● GIVEN INSTRUCTION: An exact reproduction of the records is required, with all images left out.

Structured figure records
* * * *
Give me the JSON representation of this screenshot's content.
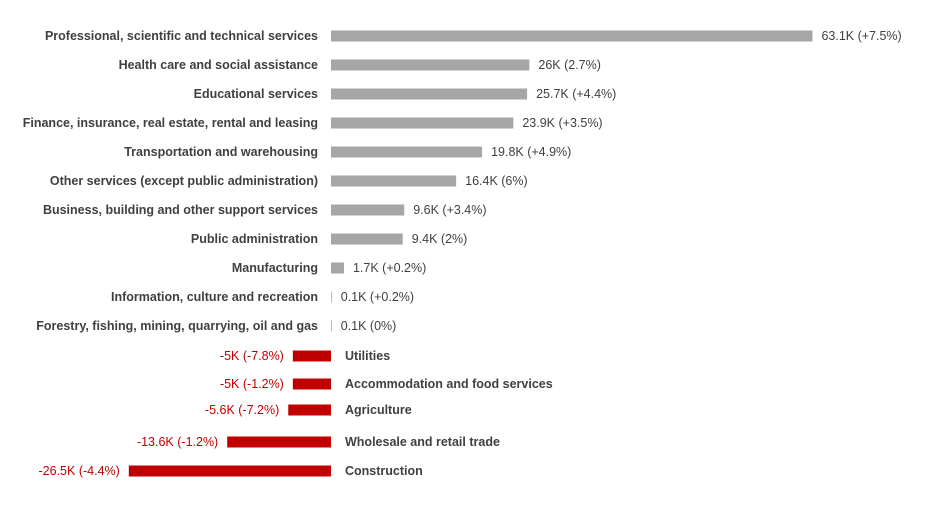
{
  "chart_data": {
    "type": "bar",
    "orientation": "horizontal",
    "categories": [
      "Professional, scientific and technical services",
      "Health care and social assistance",
      "Educational services",
      "Finance, insurance, real estate, rental and leasing",
      "Transportation and warehousing",
      "Other services (except public administration)",
      "Business, building and other support services",
      "Public administration",
      "Manufacturing",
      "Information, culture and recreation",
      "Forestry, fishing, mining, quarrying, oil and gas",
      "Utilities",
      "Accommodation and food services",
      "Agriculture",
      "Wholesale and retail trade",
      "Construction"
    ],
    "values": [
      63.1,
      26,
      25.7,
      23.9,
      19.8,
      16.4,
      9.6,
      9.4,
      1.7,
      0.1,
      0.1,
      -5,
      -5,
      -5.6,
      -13.6,
      -26.5
    ],
    "data_labels": [
      "63.1K (+7.5%)",
      "26K (2.7%)",
      "25.7K (+4.4%)",
      "23.9K (+3.5%)",
      "19.8K (+4.9%)",
      "16.4K (6%)",
      "9.6K (+3.4%)",
      "9.4K (2%)",
      "1.7K (+0.2%)",
      "0.1K (+0.2%)",
      "0.1K (0%)",
      "-5K (-7.8%)",
      "-5K (-1.2%)",
      "-5.6K (-7.2%)",
      "-13.6K (-1.2%)",
      "-26.5K (-4.4%)"
    ],
    "title": "",
    "xlabel": "",
    "ylabel": "",
    "xlim": [
      -26.5,
      63.1
    ],
    "grid": false,
    "legend": "none",
    "colors": {
      "positive": "#a6a6a6",
      "negative": "#c00000",
      "category_text": "#404040",
      "positive_label_text": "#404040",
      "negative_label_text": "#c00000"
    }
  }
}
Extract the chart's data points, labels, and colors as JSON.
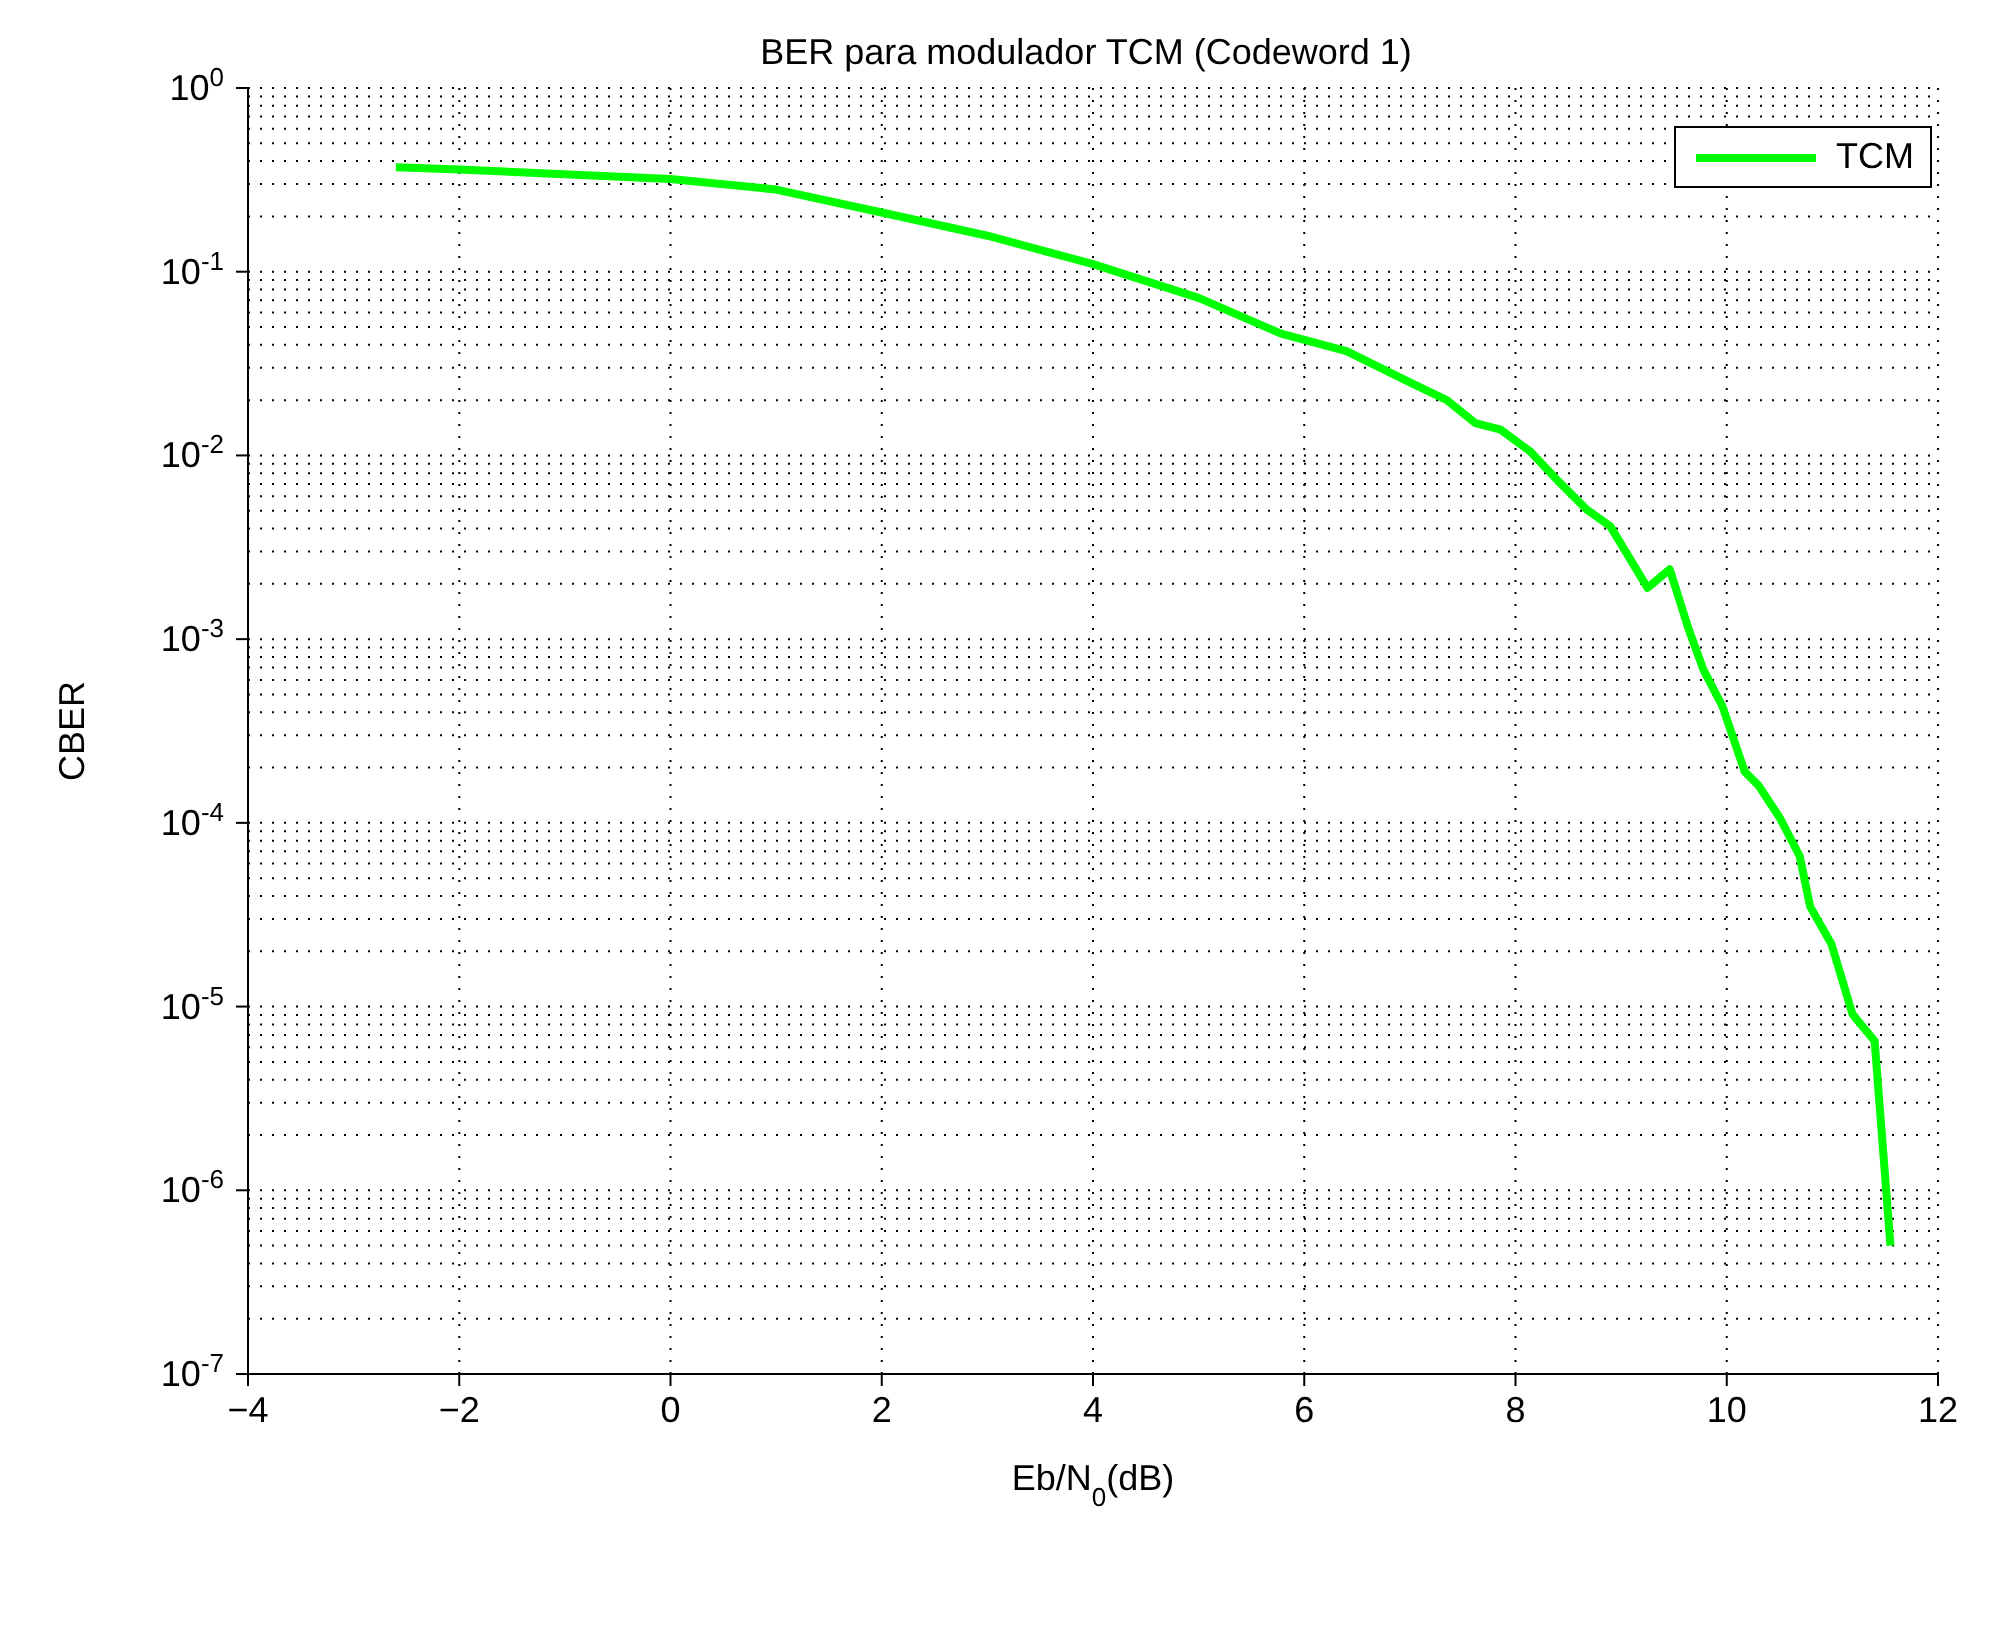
{
  "chart_data": {
    "type": "line",
    "title": "BER para modulador TCM (Codeword 1)",
    "xlabel": "Eb/N$_{0}$(dB)",
    "ylabel": "CBER",
    "x": [
      -2.6,
      -2,
      0,
      1,
      2,
      3,
      4,
      5,
      5.78,
      6.4,
      7,
      7.35,
      7.62,
      7.86,
      8.14,
      8.41,
      8.67,
      8.9,
      9.25,
      9.46,
      9.64,
      9.78,
      9.96,
      10.17,
      10.3,
      10.5,
      10.69,
      10.79,
      10.99,
      11.19,
      11.4,
      11.55
    ],
    "series": [
      {
        "name": "TCM",
        "color": "#00ff00",
        "values": [
          0.37,
          0.36,
          0.32,
          0.28,
          0.21,
          0.157,
          0.11,
          0.072,
          0.046,
          0.037,
          0.025,
          0.02,
          0.015,
          0.0138,
          0.0105,
          0.0072,
          0.0051,
          0.0041,
          0.0019,
          0.0024,
          0.00113,
          0.00068,
          0.00043,
          0.00019,
          0.00016,
          0.000107,
          6.6e-05,
          3.5e-05,
          2.2e-05,
          9.1e-06,
          6.5e-06,
          5e-07
        ]
      }
    ],
    "xlim": [
      -4,
      12
    ],
    "xticks": [
      {
        "value": -4,
        "label": "−4"
      },
      {
        "value": -2,
        "label": "−2"
      },
      0,
      2,
      4,
      6,
      8,
      10,
      12
    ],
    "ylim": [
      1e-07,
      1
    ],
    "yticks": [
      {
        "value": 1e-07,
        "label": "10$^{-7}$"
      },
      {
        "value": 1e-06,
        "label": "10$^{-6}$"
      },
      {
        "value": 1e-05,
        "label": "10$^{-5}$"
      },
      {
        "value": 0.0001,
        "label": "10$^{-4}$"
      },
      {
        "value": 0.001,
        "label": "10$^{-3}$"
      },
      {
        "value": 0.01,
        "label": "10$^{-2}$"
      },
      {
        "value": 0.1,
        "label": "10$^{-1}$"
      },
      {
        "value": 1,
        "label": "10$^{0}$"
      }
    ],
    "log": "y",
    "grid": true,
    "legend": "top right",
    "marker": "none",
    "line_style": "solid"
  }
}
* * * *
● FULL RESPONSE:
Give me the JSON representation of this screenshot's content.
{
  "chart_data": {
    "type": "bar",
    "orientation": "horizontal",
    "categories": [
      "Professional, scientific and technical services",
      "Health care and social assistance",
      "Educational services",
      "Finance, insurance, real estate, rental and leasing",
      "Transportation and warehousing",
      "Other services (except public administration)",
      "Business, building and other support services",
      "Public administration",
      "Manufacturing",
      "Information, culture and recreation",
      "Forestry, fishing, mining, quarrying, oil and gas",
      "Utilities",
      "Accommodation and food services",
      "Agriculture",
      "Wholesale and retail trade",
      "Construction"
    ],
    "values": [
      63.1,
      26,
      25.7,
      23.9,
      19.8,
      16.4,
      9.6,
      9.4,
      1.7,
      0.1,
      0.1,
      -5,
      -5,
      -5.6,
      -13.6,
      -26.5
    ],
    "data_labels": [
      "63.1K (+7.5%)",
      "26K (2.7%)",
      "25.7K (+4.4%)",
      "23.9K (+3.5%)",
      "19.8K (+4.9%)",
      "16.4K (6%)",
      "9.6K (+3.4%)",
      "9.4K (2%)",
      "1.7K (+0.2%)",
      "0.1K (+0.2%)",
      "0.1K (0%)",
      "-5K (-7.8%)",
      "-5K (-1.2%)",
      "-5.6K (-7.2%)",
      "-13.6K (-1.2%)",
      "-26.5K (-4.4%)"
    ],
    "title": "",
    "xlabel": "",
    "ylabel": "",
    "xlim": [
      -26.5,
      63.1
    ],
    "grid": false,
    "legend": "none",
    "colors": {
      "positive": "#a6a6a6",
      "negative": "#c00000",
      "category_text": "#404040",
      "positive_label_text": "#404040",
      "negative_label_text": "#c00000"
    }
  }
}
Extract the chart's data points, labels, and colors as JSON.
{
  "chart_data": {
    "type": "line",
    "title": "BER para modulador TCM (Codeword 1)",
    "xlabel": "Eb/N$_{0}$(dB)",
    "ylabel": "CBER",
    "x": [
      -2.6,
      -2,
      0,
      1,
      2,
      3,
      4,
      5,
      5.78,
      6.4,
      7,
      7.35,
      7.62,
      7.86,
      8.14,
      8.41,
      8.67,
      8.9,
      9.25,
      9.46,
      9.64,
      9.78,
      9.96,
      10.17,
      10.3,
      10.5,
      10.69,
      10.79,
      10.99,
      11.19,
      11.4,
      11.55
    ],
    "series": [
      {
        "name": "TCM",
        "color": "#00ff00",
        "values": [
          0.37,
          0.36,
          0.32,
          0.28,
          0.21,
          0.157,
          0.11,
          0.072,
          0.046,
          0.037,
          0.025,
          0.02,
          0.015,
          0.0138,
          0.0105,
          0.0072,
          0.0051,
          0.0041,
          0.0019,
          0.0024,
          0.00113,
          0.00068,
          0.00043,
          0.00019,
          0.00016,
          0.000107,
          6.6e-05,
          3.5e-05,
          2.2e-05,
          9.1e-06,
          6.5e-06,
          5e-07
        ]
      }
    ],
    "xlim": [
      -4,
      12
    ],
    "xticks": [
      {
        "value": -4,
        "label": "−4"
      },
      {
        "value": -2,
        "label": "−2"
      },
      0,
      2,
      4,
      6,
      8,
      10,
      12
    ],
    "ylim": [
      1e-07,
      1
    ],
    "yticks": [
      {
        "value": 1e-07,
        "label": "10$^{-7}$"
      },
      {
        "value": 1e-06,
        "label": "10$^{-6}$"
      },
      {
        "value": 1e-05,
        "label": "10$^{-5}$"
      },
      {
        "value": 0.0001,
        "label": "10$^{-4}$"
      },
      {
        "value": 0.001,
        "label": "10$^{-3}$"
      },
      {
        "value": 0.01,
        "label": "10$^{-2}$"
      },
      {
        "value": 0.1,
        "label": "10$^{-1}$"
      },
      {
        "value": 1,
        "label": "10$^{0}$"
      }
    ],
    "log": "y",
    "grid": true,
    "legend": "top right",
    "marker": "none",
    "line_style": "solid"
  }
}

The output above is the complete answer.